-- DATA TO PROCESS --
----------------------------------------

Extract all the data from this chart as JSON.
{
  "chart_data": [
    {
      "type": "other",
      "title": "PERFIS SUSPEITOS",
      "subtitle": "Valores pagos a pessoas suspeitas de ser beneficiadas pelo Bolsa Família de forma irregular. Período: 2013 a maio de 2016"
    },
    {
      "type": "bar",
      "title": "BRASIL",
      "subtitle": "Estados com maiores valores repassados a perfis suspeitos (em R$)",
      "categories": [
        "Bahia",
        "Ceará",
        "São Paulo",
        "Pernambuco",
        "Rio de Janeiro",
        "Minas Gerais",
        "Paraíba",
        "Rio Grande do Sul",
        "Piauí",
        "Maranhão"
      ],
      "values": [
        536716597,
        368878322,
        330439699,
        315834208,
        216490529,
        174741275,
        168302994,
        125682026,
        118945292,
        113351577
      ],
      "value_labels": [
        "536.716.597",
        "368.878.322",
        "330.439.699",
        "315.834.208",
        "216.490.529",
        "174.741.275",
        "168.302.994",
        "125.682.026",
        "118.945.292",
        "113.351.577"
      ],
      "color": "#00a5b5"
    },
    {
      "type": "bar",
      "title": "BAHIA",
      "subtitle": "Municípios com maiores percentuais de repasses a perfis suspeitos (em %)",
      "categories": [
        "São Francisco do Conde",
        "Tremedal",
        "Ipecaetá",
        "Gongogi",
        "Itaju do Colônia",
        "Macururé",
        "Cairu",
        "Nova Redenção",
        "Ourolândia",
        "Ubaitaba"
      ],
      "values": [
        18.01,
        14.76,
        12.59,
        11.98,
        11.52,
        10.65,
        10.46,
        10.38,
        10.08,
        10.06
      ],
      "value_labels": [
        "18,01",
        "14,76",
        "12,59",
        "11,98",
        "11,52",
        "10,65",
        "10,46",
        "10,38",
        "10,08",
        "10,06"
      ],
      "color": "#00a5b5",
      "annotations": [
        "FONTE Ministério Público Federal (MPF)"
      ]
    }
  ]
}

----------------------------------------

-- EXERCISE TASK --
Retype every record above exactly as it appears.

-- RESPONSE TO THE TASK --
Extract all the data from this chart as JSON.
{
  "chart_data": [
    {
      "type": "other",
      "title": "PERFIS SUSPEITOS",
      "subtitle": "Valores pagos a pessoas suspeitas de ser beneficiadas pelo Bolsa Família de forma irregular. Período: 2013 a maio de 2016"
    },
    {
      "type": "bar",
      "title": "BRASIL",
      "subtitle": "Estados com maiores valores repassados a perfis suspeitos (em R$)",
      "categories": [
        "Bahia",
        "Ceará",
        "São Paulo",
        "Pernambuco",
        "Rio de Janeiro",
        "Minas Gerais",
        "Paraíba",
        "Rio Grande do Sul",
        "Piauí",
        "Maranhão"
      ],
      "values": [
        536716597,
        368878322,
        330439699,
        315834208,
        216490529,
        174741275,
        168302994,
        125682026,
        118945292,
        113351577
      ],
      "value_labels": [
        "536.716.597",
        "368.878.322",
        "330.439.699",
        "315.834.208",
        "216.490.529",
        "174.741.275",
        "168.302.994",
        "125.682.026",
        "118.945.292",
        "113.351.577"
      ],
      "color": "#00a5b5"
    },
    {
      "type": "bar",
      "title": "BAHIA",
      "subtitle": "Municípios com maiores percentuais de repasses a perfis suspeitos (em %)",
      "categories": [
        "São Francisco do Conde",
        "Tremedal",
        "Ipecaetá",
        "Gongogi",
        "Itaju do Colônia",
        "Macururé",
        "Cairu",
        "Nova Redenção",
        "Ourolândia",
        "Ubaitaba"
      ],
      "values": [
        18.01,
        14.76,
        12.59,
        11.98,
        11.52,
        10.65,
        10.46,
        10.38,
        10.08,
        10.06
      ],
      "value_labels": [
        "18,01",
        "14,76",
        "12,59",
        "11,98",
        "11,52",
        "10,65",
        "10,46",
        "10,38",
        "10,08",
        "10,06"
      ],
      "color": "#00a5b5",
      "annotations": [
        "FONTE Ministério Público Federal (MPF)"
      ]
    }
  ]
}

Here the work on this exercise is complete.